(Written instruction):
Copy every record exactly, and keep the pictures out.

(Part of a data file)
______

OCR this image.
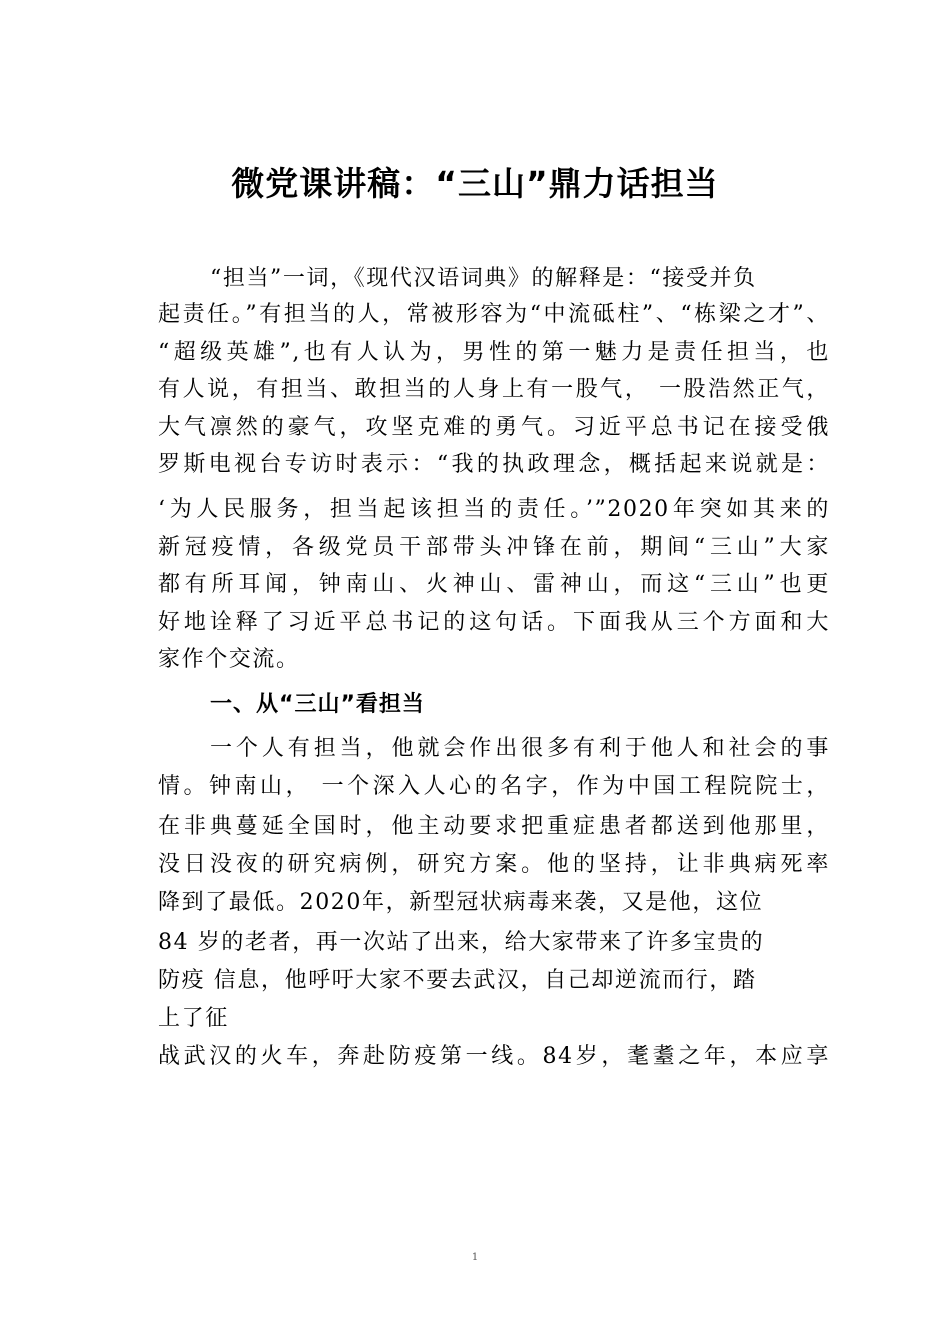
微党课讲稿：“三山”鼎力话担当
“担当”一词，《现代汉语词典》的解释是：“接受并负
起责任。”有担当的人，常被形容为“中流砥柱”、“栋梁之才”、
“超级英雄”,也有人认为，男性的第一魅力是责任担当，也
有人说，有担当、敢担当的人身上有一股气， 一股浩然正气，
大气凛然的豪气，攻坚克难的勇气。习近平总书记在接受俄
罗斯电视台专访时表示：“我的执政理念，概括起来说就是：
‘为人民服务，担当起该担当的责任。’”2020年突如其来的
新冠疫情，各级党员干部带头冲锋在前，期间“三山”大家
都有所耳闻，钟南山、火神山、雷神山，而这“三山”也更
好地诠释了习近平总书记的这句话。下面我从三个方面和大
家作个交流。
一、从“三山”看担当
一个人有担当，他就会作出很多有利于他人和社会的事
情。钟南山， 一个深入人心的名字，作为中国工程院院士，
在非典蔓延全国时，他主动要求把重症患者都送到他那里，
没日没夜的研究病例，研究方案。他的坚持，让非典病死率
降到了最低。2020年，新型冠状病毒来袭，又是他，这位
84 岁的老者，再一次站了出来，给大家带来了许多宝贵的
防疫 信息，他呼吁大家不要去武汉，自己却逆流而行，踏
上了征
战武汉的火车，奔赴防疫第一线。84岁，耄耋之年，本应享
1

______

(Exercise output):
OCR this image.
微党课讲稿：“三山”鼎力话担当
“担当”一词，《现代汉语词典》的解释是：“接受并负
起责任。”有担当的人，常被形容为“中流砥柱”、“栋梁之才”、
“超级英雄”,也有人认为，男性的第一魅力是责任担当，也
有人说，有担当、敢担当的人身上有一股气， 一股浩然正气，
大气凛然的豪气，攻坚克难的勇气。习近平总书记在接受俄
罗斯电视台专访时表示：“我的执政理念，概括起来说就是：
‘为人民服务，担当起该担当的责任。’”2020年突如其来的
新冠疫情，各级党员干部带头冲锋在前，期间“三山”大家
都有所耳闻，钟南山、火神山、雷神山，而这“三山”也更
好地诠释了习近平总书记的这句话。下面我从三个方面和大
家作个交流。
一、从“三山”看担当
一个人有担当，他就会作出很多有利于他人和社会的事
情。钟南山， 一个深入人心的名字，作为中国工程院院士，
在非典蔓延全国时，他主动要求把重症患者都送到他那里，
没日没夜的研究病例，研究方案。他的坚持，让非典病死率
降到了最低。2020年，新型冠状病毒来袭，又是他，这位
84 岁的老者，再一次站了出来，给大家带来了许多宝贵的
防疫 信息，他呼吁大家不要去武汉，自己却逆流而行，踏
上了征
战武汉的火车，奔赴防疫第一线。84岁，耄耋之年，本应享
1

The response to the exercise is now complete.